Extract —
■ ■ ■ ■

AWS Certified Solutions Architect – Associate (SAA-C03) — Question 963
A company has an application that runs on an Amazon Elastic Kubernetes Service (Amazon EKS) cluster on Amazon EC2 instances. The application has a UI that uses Amazon DynamoDB and data services that use Amazon S3 as part of the application deployment.
The company must ensure that the EKS Pods for the UI can access only Amazon DynamoDB and that the EKS Pods for the data services can access only Amazon S3. The company uses AWS Identity and Access Management (IAM).
Which solution meals these requirements?
Answer options
- A. Create separate IAM policies for Amazon S3 and DynamoDB access with the required permissions. Attach both IAM policies to the EC2 instance profile. Use role-based access control (RBAC) to control access to Amazon S3 or DynamoDB for the respective EKS Pods.
- B. Create separate IAM policies for Amazon S3 and DynamoDB access with the required permissions. Attach the Amazon S3 IAM policy directly to the EKS Pods for the data services and the DynamoDB policy to the EKS Pods for the UI.
- C. Create separate Kubernetes service accounts for the UI and data services to assume an IAM role. Attach the AmazonS3FullAccess policy to the data services account and the AmazonDynamoDBFullAccess policy to the UI service account.
- D. Create separate Kubernetes service accounts for the UI and data services to assume an IAM role. Use IAM Role for Service Accounts (IRSA) to provide access to the EKS Pods for the UI to Amazon S3 and the EKS Pods for the data services to DynamoDB.
Correct answer: C
Explanation
Option C is correct because using IAM Roles for Service Accounts (IRSA) allows you to map specific IAM roles to individual Kubernetes service accounts, ensuring the UI service account only gets DynamoDB access and the data services service account only gets S3 access. Options A and B are incorrect because you cannot associate IAM policies directly to pods, and instance profiles grant permissions to all pods on a node. Option D is incorrect because it reverses the required permissions, granting S3 access to the UI and DynamoDB access to the data services.

■ ■ ■ ■

Extracted data —
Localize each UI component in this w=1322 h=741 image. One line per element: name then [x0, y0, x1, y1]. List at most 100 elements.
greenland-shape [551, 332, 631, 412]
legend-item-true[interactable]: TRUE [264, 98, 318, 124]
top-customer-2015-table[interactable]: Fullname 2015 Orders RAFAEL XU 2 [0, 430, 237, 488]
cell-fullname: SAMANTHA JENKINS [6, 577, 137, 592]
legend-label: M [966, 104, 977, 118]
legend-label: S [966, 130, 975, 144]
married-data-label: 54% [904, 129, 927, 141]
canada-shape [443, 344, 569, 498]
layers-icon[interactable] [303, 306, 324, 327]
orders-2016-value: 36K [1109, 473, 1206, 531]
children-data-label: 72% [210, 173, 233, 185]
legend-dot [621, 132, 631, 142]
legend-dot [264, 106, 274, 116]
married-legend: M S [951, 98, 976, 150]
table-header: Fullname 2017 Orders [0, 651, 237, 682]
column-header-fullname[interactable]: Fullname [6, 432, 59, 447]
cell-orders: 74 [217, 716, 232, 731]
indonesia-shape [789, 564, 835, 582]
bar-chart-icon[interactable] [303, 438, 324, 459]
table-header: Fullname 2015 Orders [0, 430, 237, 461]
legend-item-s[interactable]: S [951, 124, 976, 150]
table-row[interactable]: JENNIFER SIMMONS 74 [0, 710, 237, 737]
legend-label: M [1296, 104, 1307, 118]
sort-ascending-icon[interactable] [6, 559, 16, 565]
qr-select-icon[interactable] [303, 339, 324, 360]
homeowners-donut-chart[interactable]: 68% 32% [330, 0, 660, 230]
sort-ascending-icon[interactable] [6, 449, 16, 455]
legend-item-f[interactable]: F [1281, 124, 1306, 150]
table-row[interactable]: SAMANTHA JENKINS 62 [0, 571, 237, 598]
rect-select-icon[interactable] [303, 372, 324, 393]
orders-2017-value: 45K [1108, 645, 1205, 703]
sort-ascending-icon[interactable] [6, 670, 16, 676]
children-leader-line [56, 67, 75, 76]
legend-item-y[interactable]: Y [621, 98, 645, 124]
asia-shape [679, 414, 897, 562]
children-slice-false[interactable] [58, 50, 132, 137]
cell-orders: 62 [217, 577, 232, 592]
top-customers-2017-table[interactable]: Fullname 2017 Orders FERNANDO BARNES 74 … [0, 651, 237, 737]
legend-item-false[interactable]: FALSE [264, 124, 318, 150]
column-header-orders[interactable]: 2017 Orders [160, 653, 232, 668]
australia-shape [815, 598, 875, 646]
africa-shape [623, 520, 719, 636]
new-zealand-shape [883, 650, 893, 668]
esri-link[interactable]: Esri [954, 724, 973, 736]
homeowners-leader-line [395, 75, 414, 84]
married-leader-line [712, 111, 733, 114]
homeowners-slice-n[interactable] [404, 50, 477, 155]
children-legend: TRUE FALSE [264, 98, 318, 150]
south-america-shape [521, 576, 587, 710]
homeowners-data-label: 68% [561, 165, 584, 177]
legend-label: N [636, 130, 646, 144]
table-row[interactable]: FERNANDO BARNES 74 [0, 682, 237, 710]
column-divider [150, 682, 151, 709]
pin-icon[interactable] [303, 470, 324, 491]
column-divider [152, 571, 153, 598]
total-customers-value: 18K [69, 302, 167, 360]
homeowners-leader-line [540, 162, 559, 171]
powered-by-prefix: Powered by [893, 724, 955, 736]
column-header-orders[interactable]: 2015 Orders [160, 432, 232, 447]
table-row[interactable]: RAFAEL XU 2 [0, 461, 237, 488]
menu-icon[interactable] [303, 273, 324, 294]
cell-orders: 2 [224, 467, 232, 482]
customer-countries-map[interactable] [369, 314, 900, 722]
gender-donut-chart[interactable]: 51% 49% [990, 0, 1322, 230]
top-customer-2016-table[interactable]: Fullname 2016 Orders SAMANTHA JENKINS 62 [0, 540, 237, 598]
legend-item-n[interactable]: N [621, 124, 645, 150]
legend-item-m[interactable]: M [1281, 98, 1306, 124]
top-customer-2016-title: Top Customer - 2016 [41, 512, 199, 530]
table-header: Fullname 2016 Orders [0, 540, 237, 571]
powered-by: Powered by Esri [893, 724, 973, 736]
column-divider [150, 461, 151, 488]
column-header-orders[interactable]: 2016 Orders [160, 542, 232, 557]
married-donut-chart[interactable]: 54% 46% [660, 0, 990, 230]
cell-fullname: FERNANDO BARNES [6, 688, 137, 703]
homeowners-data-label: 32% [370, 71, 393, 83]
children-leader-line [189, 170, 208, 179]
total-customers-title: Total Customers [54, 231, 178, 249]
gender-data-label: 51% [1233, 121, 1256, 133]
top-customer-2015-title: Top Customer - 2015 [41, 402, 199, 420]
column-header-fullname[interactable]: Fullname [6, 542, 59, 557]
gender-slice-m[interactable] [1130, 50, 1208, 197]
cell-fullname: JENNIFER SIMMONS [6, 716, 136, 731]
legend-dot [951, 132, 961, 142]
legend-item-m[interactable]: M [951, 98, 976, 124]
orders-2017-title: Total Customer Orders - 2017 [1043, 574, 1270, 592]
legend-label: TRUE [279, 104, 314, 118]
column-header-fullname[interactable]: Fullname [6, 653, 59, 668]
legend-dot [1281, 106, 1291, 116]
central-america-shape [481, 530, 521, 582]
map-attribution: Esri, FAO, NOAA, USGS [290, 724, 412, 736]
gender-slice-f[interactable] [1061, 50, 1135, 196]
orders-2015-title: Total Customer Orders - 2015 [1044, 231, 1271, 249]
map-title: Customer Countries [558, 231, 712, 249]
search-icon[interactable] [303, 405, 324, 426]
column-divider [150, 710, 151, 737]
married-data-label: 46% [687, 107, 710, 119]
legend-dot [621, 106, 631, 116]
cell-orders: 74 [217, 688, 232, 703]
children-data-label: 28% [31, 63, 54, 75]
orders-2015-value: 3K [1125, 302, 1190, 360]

■ ■ ■ ■

Exercise prompt —
Return the part of the AWS exam text that starts at "Answer options" and ends at "UI service account.". Work only from the AWS exam text.

Response area —
Answer options
- A. Create separate IAM policies for Amazon S3 and DynamoDB access with the required permissions. Attach both IAM policies to the EC2 instance profile. Use role-based access control (RBAC) to control access to Amazon S3 or DynamoDB for the respective EKS Pods.
- B. Create separate IAM policies for Amazon S3 and DynamoDB access with the required permissions. Attach the Amazon S3 IAM policy directly to the EKS Pods for the data services and the DynamoDB policy to the EKS Pods for the UI.
- C. Create separate Kubernetes service accounts for the UI and data services to assume an IAM role. Attach the AmazonS3FullAccess policy to the data services account and the AmazonDynamoDBFullAccess policy to the UI service account.